(AIM OF THE EXERCISE)
Retype the records below word for word, omitting the pictures.

(SUPPLIED INFORMATION)

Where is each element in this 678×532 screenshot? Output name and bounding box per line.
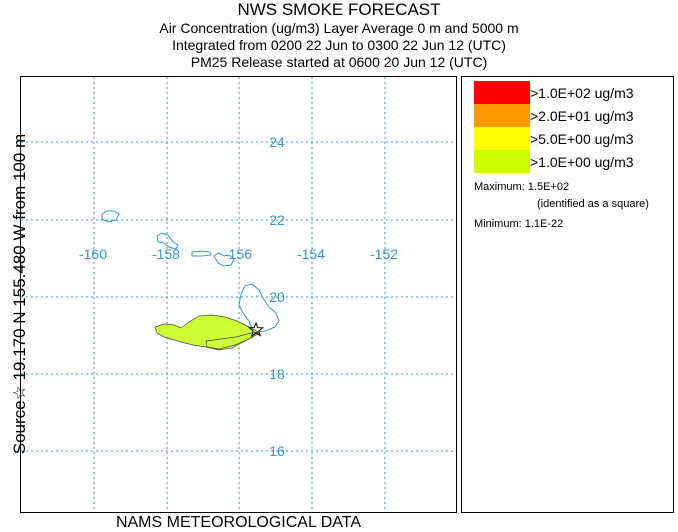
chart-title: NWS SMOKE FORECAST [237,0,441,19]
island-molokai [191,250,212,257]
source-star-icon [247,321,265,337]
lon-label-160: -160 [79,246,107,262]
island-hawaii [238,283,280,333]
legend-label-3: >5.0E+00 ug/m3 [530,131,634,147]
island-maui [213,252,235,267]
subtitle-line-1: Air Concentration (ug/m3) Layer Average … [159,20,519,36]
lon-label-156: -156 [224,246,252,262]
legend-label-4: >1.0E+00 ug/m3 [530,154,634,170]
plume-tail [205,331,260,350]
legend-panel: >1.0E+02 ug/m3 >2.0E+01 ug/m3 >5.0E+00 u… [461,76,674,513]
legend-swatch-4 [474,150,530,173]
map-canvas: -160 -158 -156 -154 -152 24 22 20 18 16 [21,77,456,512]
footer-data-source: NAMS METEOROLOGICAL DATA [115,514,362,531]
lat-label-20: 20 [269,289,285,305]
graticule [21,77,456,512]
island-niihau [101,210,120,223]
lat-label-16: 16 [269,443,285,459]
lat-label-18: 18 [269,366,285,382]
subtitle-line-3: PM25 Release started at 0600 20 Jun 12 (… [190,54,488,70]
island-oahu [156,232,179,250]
lat-label-24: 24 [269,134,285,150]
legend-maximum-note: (identified as a square) [537,198,649,210]
legend-minimum: Minimum: 1.1E-22 [474,218,564,230]
legend-swatch-3 [474,127,530,150]
lat-label-22: 22 [269,212,285,228]
subtitle-line-2: Integrated from 0200 22 Jun to 0300 22 J… [172,37,506,53]
lon-label-154: -154 [297,246,325,262]
map-panel: -160 -158 -156 -154 -152 24 22 20 18 16 [20,76,457,513]
legend-swatch-1 [474,81,530,104]
legend-swatch-2 [474,104,530,127]
legend-label-2: >2.0E+01 ug/m3 [530,108,634,124]
coastlines [101,210,280,333]
lon-label-158: -158 [152,246,180,262]
legend-maximum: Maximum: 1.5E+02 [474,181,570,193]
legend-label-1: >1.0E+02 ug/m3 [530,85,634,101]
lon-label-152: -152 [370,246,398,262]
smoke-plume [154,314,260,351]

(WRITTEN SOLUTION)
Where is each element in this 678×532 screenshot? Output name and bounding box per line.
chart-title: NWS SMOKE FORECAST [237,0,441,19]
island-molokai [191,250,212,257]
source-star-icon [247,321,265,337]
lon-label-160: -160 [79,246,107,262]
island-hawaii [238,283,280,333]
legend-label-3: >5.0E+00 ug/m3 [530,131,634,147]
island-maui [213,252,235,267]
subtitle-line-1: Air Concentration (ug/m3) Layer Average … [159,20,519,36]
lon-label-156: -156 [224,246,252,262]
legend-label-4: >1.0E+00 ug/m3 [530,154,634,170]
plume-tail [205,331,260,350]
legend-panel: >1.0E+02 ug/m3 >2.0E+01 ug/m3 >5.0E+00 u… [461,76,674,513]
legend-swatch-4 [474,150,530,173]
map-canvas: -160 -158 -156 -154 -152 24 22 20 18 16 [21,77,456,512]
footer-data-source: NAMS METEOROLOGICAL DATA [115,514,362,531]
lat-label-20: 20 [269,289,285,305]
graticule [21,77,456,512]
island-niihau [101,210,120,223]
lat-label-16: 16 [269,443,285,459]
lat-label-18: 18 [269,366,285,382]
subtitle-line-3: PM25 Release started at 0600 20 Jun 12 (… [190,54,488,70]
island-oahu [156,232,179,250]
lat-label-24: 24 [269,134,285,150]
legend-maximum-note: (identified as a square) [537,198,649,210]
legend-minimum: Minimum: 1.1E-22 [474,218,564,230]
legend-swatch-3 [474,127,530,150]
lat-label-22: 22 [269,212,285,228]
subtitle-line-2: Integrated from 0200 22 Jun to 0300 22 J… [172,37,506,53]
lon-label-154: -154 [297,246,325,262]
map-panel: -160 -158 -156 -154 -152 24 22 20 18 16 [20,76,457,513]
legend-swatch-1 [474,81,530,104]
legend-swatch-2 [474,104,530,127]
legend-label-2: >2.0E+01 ug/m3 [530,108,634,124]
coastlines [101,210,280,333]
lon-label-158: -158 [152,246,180,262]
legend-maximum: Maximum: 1.5E+02 [474,181,570,193]
legend-label-1: >1.0E+02 ug/m3 [530,85,634,101]
lon-label-152: -152 [370,246,398,262]
smoke-plume [154,314,260,351]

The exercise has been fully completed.